**WHAT IS EXPECTED**. From the listing below, extract each line containing the string "color".

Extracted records
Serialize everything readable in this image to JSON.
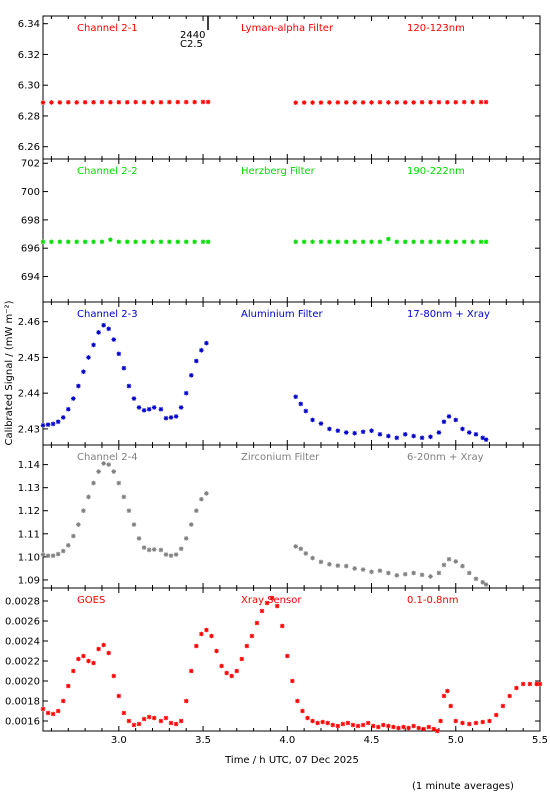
{
  "figure": {
    "xlabel": "Time / h UTC, 07 Dec 2025",
    "ylabel": "Calibrated Signal / (mW m⁻²)",
    "note": "(1 minute averages)",
    "annotation": {
      "lines": [
        "2440",
        "C2.5"
      ],
      "x": 3.5
    },
    "xlim": [
      2.55,
      5.5
    ],
    "xticks": [
      3.0,
      3.5,
      4.0,
      4.5,
      5.0,
      5.5
    ],
    "xtick_labels": [
      "3.0",
      "3.5",
      "4.0",
      "4.5",
      "5.0",
      "5.5"
    ]
  },
  "chart_data": [
    {
      "type": "scatter",
      "channel": "Channel 2-1",
      "filter": "Lyman-alpha Filter",
      "band": "120-123nm",
      "color": "#ff0000",
      "ylim": [
        6.252,
        6.345
      ],
      "yticks": [
        "6.26",
        "6.28",
        "6.30",
        "6.32",
        "6.34"
      ],
      "x": [
        2.55,
        2.6,
        2.65,
        2.7,
        2.75,
        2.8,
        2.85,
        2.9,
        2.95,
        3.0,
        3.05,
        3.1,
        3.15,
        3.2,
        3.25,
        3.3,
        3.35,
        3.4,
        3.45,
        3.5,
        3.53,
        4.05,
        4.1,
        4.15,
        4.2,
        4.25,
        4.3,
        4.35,
        4.4,
        4.45,
        4.5,
        4.55,
        4.6,
        4.65,
        4.7,
        4.75,
        4.8,
        4.85,
        4.9,
        4.95,
        5.0,
        5.05,
        5.1,
        5.15,
        5.18
      ],
      "y": [
        6.2887,
        6.2888,
        6.2888,
        6.2889,
        6.2888,
        6.2889,
        6.2889,
        6.289,
        6.2889,
        6.2889,
        6.2889,
        6.289,
        6.2889,
        6.2889,
        6.2889,
        6.289,
        6.289,
        6.289,
        6.289,
        6.2891,
        6.2891,
        6.2886,
        6.2887,
        6.2887,
        6.2887,
        6.2888,
        6.2888,
        6.2888,
        6.2888,
        6.2888,
        6.2888,
        6.2889,
        6.2888,
        6.2888,
        6.2888,
        6.2888,
        6.2889,
        6.2889,
        6.2889,
        6.2889,
        6.2889,
        6.289,
        6.289,
        6.289,
        6.289
      ]
    },
    {
      "type": "scatter",
      "channel": "Channel 2-2",
      "filter": "Herzberg Filter",
      "band": "190-222nm",
      "color": "#00dd00",
      "ylim": [
        692.2,
        702.3
      ],
      "yticks": [
        "694",
        "696",
        "698",
        "700",
        "702"
      ],
      "x": [
        2.55,
        2.6,
        2.65,
        2.7,
        2.75,
        2.8,
        2.85,
        2.9,
        2.95,
        3.0,
        3.05,
        3.1,
        3.15,
        3.2,
        3.25,
        3.3,
        3.35,
        3.4,
        3.45,
        3.5,
        3.53,
        4.05,
        4.1,
        4.15,
        4.2,
        4.25,
        4.3,
        4.35,
        4.4,
        4.45,
        4.5,
        4.55,
        4.6,
        4.65,
        4.7,
        4.75,
        4.8,
        4.85,
        4.9,
        4.95,
        5.0,
        5.05,
        5.1,
        5.15,
        5.18
      ],
      "y": [
        696.45,
        696.45,
        696.45,
        696.45,
        696.45,
        696.45,
        696.45,
        696.45,
        696.6,
        696.45,
        696.45,
        696.45,
        696.45,
        696.45,
        696.45,
        696.45,
        696.45,
        696.45,
        696.45,
        696.45,
        696.45,
        696.45,
        696.45,
        696.45,
        696.45,
        696.45,
        696.45,
        696.45,
        696.45,
        696.45,
        696.45,
        696.45,
        696.65,
        696.45,
        696.45,
        696.45,
        696.45,
        696.45,
        696.45,
        696.45,
        696.45,
        696.45,
        696.45,
        696.45,
        696.45
      ]
    },
    {
      "type": "scatter",
      "channel": "Channel 2-3",
      "filter": "Aluminium Filter",
      "band": "17-80nm + Xray",
      "color": "#0000cc",
      "ylim": [
        2.4255,
        2.4655
      ],
      "yticks": [
        "2.43",
        "2.44",
        "2.45",
        "2.46"
      ],
      "x": [
        2.55,
        2.58,
        2.61,
        2.64,
        2.67,
        2.7,
        2.73,
        2.76,
        2.79,
        2.82,
        2.85,
        2.88,
        2.91,
        2.94,
        2.97,
        3.0,
        3.03,
        3.06,
        3.09,
        3.12,
        3.15,
        3.18,
        3.21,
        3.25,
        3.28,
        3.31,
        3.34,
        3.37,
        3.4,
        3.43,
        3.46,
        3.49,
        3.52,
        4.05,
        4.08,
        4.11,
        4.15,
        4.2,
        4.25,
        4.3,
        4.35,
        4.4,
        4.45,
        4.5,
        4.55,
        4.6,
        4.65,
        4.7,
        4.75,
        4.8,
        4.85,
        4.9,
        4.93,
        4.96,
        5.0,
        5.04,
        5.08,
        5.12,
        5.16,
        5.18
      ],
      "y": [
        2.431,
        2.4312,
        2.4314,
        2.432,
        2.4332,
        2.4355,
        2.4385,
        2.442,
        2.446,
        2.45,
        2.4535,
        2.457,
        2.459,
        2.458,
        2.455,
        2.451,
        2.447,
        2.442,
        2.4385,
        2.436,
        2.4352,
        2.4355,
        2.436,
        2.4355,
        2.433,
        2.4332,
        2.4335,
        2.436,
        2.44,
        2.445,
        2.449,
        2.452,
        2.454,
        2.439,
        2.437,
        2.435,
        2.4325,
        2.4315,
        2.43,
        2.4295,
        2.429,
        2.4288,
        2.4292,
        2.4295,
        2.4285,
        2.428,
        2.4275,
        2.4285,
        2.428,
        2.4275,
        2.4278,
        2.429,
        2.432,
        2.4335,
        2.4325,
        2.43,
        2.429,
        2.4285,
        2.4275,
        2.427
      ]
    },
    {
      "type": "scatter",
      "channel": "Channel 2-4",
      "filter": "Zirconium Filter",
      "band": "6-20nm + Xray",
      "color": "#808080",
      "ylim": [
        1.0865,
        1.1485
      ],
      "yticks": [
        "1.09",
        "1.10",
        "1.11",
        "1.12",
        "1.13",
        "1.14"
      ],
      "x": [
        2.55,
        2.58,
        2.61,
        2.64,
        2.67,
        2.7,
        2.73,
        2.76,
        2.79,
        2.82,
        2.85,
        2.88,
        2.91,
        2.94,
        2.97,
        3.0,
        3.03,
        3.06,
        3.09,
        3.12,
        3.15,
        3.18,
        3.21,
        3.25,
        3.28,
        3.31,
        3.34,
        3.37,
        3.4,
        3.43,
        3.46,
        3.49,
        3.52,
        4.05,
        4.08,
        4.11,
        4.15,
        4.2,
        4.25,
        4.3,
        4.35,
        4.4,
        4.45,
        4.5,
        4.55,
        4.6,
        4.65,
        4.7,
        4.75,
        4.8,
        4.85,
        4.9,
        4.93,
        4.96,
        5.0,
        5.04,
        5.08,
        5.12,
        5.16,
        5.18
      ],
      "y": [
        1.101,
        1.1005,
        1.1005,
        1.1012,
        1.1025,
        1.105,
        1.109,
        1.114,
        1.12,
        1.126,
        1.132,
        1.137,
        1.1405,
        1.14,
        1.137,
        1.132,
        1.126,
        1.12,
        1.114,
        1.108,
        1.104,
        1.103,
        1.1032,
        1.103,
        1.101,
        1.1005,
        1.101,
        1.1035,
        1.108,
        1.114,
        1.12,
        1.125,
        1.1275,
        1.1045,
        1.1035,
        1.1015,
        1.0995,
        1.0978,
        1.0968,
        1.0962,
        1.096,
        1.095,
        1.0945,
        1.0935,
        1.094,
        1.093,
        1.092,
        1.0925,
        1.093,
        1.0922,
        1.0915,
        1.093,
        1.0965,
        1.099,
        1.098,
        1.096,
        1.093,
        1.0905,
        1.089,
        1.088
      ]
    },
    {
      "type": "scatter",
      "channel": "GOES",
      "filter": "Xray Sensor",
      "band": "0.1-0.8nm",
      "color": "#ff0000",
      "ylim": [
        0.0015,
        0.00293
      ],
      "yticks": [
        "0.0016",
        "0.0018",
        "0.0020",
        "0.0022",
        "0.0024",
        "0.0026",
        "0.0028"
      ],
      "x": [
        2.55,
        2.58,
        2.61,
        2.64,
        2.67,
        2.7,
        2.73,
        2.76,
        2.79,
        2.82,
        2.85,
        2.88,
        2.91,
        2.94,
        2.97,
        3.0,
        3.03,
        3.06,
        3.09,
        3.12,
        3.15,
        3.18,
        3.21,
        3.25,
        3.28,
        3.31,
        3.34,
        3.37,
        3.4,
        3.43,
        3.46,
        3.49,
        3.52,
        3.55,
        3.58,
        3.61,
        3.64,
        3.67,
        3.7,
        3.73,
        3.76,
        3.79,
        3.82,
        3.85,
        3.88,
        3.91,
        3.94,
        3.97,
        4.0,
        4.03,
        4.06,
        4.09,
        4.12,
        4.15,
        4.18,
        4.21,
        4.24,
        4.27,
        4.3,
        4.33,
        4.36,
        4.39,
        4.42,
        4.45,
        4.48,
        4.51,
        4.54,
        4.57,
        4.6,
        4.63,
        4.66,
        4.69,
        4.72,
        4.75,
        4.78,
        4.81,
        4.84,
        4.87,
        4.89,
        4.91,
        4.93,
        4.95,
        4.97,
        5.0,
        5.04,
        5.08,
        5.12,
        5.16,
        5.2,
        5.24,
        5.28,
        5.32,
        5.36,
        5.4,
        5.44,
        5.48,
        5.5
      ],
      "y": [
        0.00172,
        0.00168,
        0.00167,
        0.0017,
        0.0018,
        0.00195,
        0.0021,
        0.00222,
        0.00225,
        0.0022,
        0.00218,
        0.00232,
        0.00236,
        0.00228,
        0.00205,
        0.00185,
        0.00168,
        0.0016,
        0.00156,
        0.00157,
        0.00162,
        0.00164,
        0.00163,
        0.0016,
        0.00163,
        0.00158,
        0.00157,
        0.0016,
        0.0018,
        0.0021,
        0.00235,
        0.00247,
        0.00251,
        0.00245,
        0.0023,
        0.00215,
        0.00208,
        0.00205,
        0.0021,
        0.00222,
        0.00235,
        0.00245,
        0.00258,
        0.0027,
        0.00278,
        0.00283,
        0.00275,
        0.00255,
        0.00225,
        0.002,
        0.0018,
        0.0017,
        0.00163,
        0.0016,
        0.00158,
        0.00159,
        0.00158,
        0.00156,
        0.00155,
        0.00157,
        0.00158,
        0.00156,
        0.00155,
        0.00156,
        0.00158,
        0.00155,
        0.00154,
        0.00156,
        0.00155,
        0.00154,
        0.00153,
        0.00154,
        0.00153,
        0.00155,
        0.00153,
        0.00152,
        0.00154,
        0.00152,
        0.0015,
        0.0016,
        0.00185,
        0.0019,
        0.00175,
        0.0016,
        0.00158,
        0.00157,
        0.00158,
        0.00159,
        0.0016,
        0.00166,
        0.00175,
        0.00185,
        0.00193,
        0.00197,
        0.00197,
        0.00197,
        0.00197
      ]
    }
  ]
}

**EXPECTED ANSWER**.
      "color": "#ff0000",
      "color": "#00dd00",
      "color": "#0000cc",
      "color": "#808080",
      "color": "#ff0000",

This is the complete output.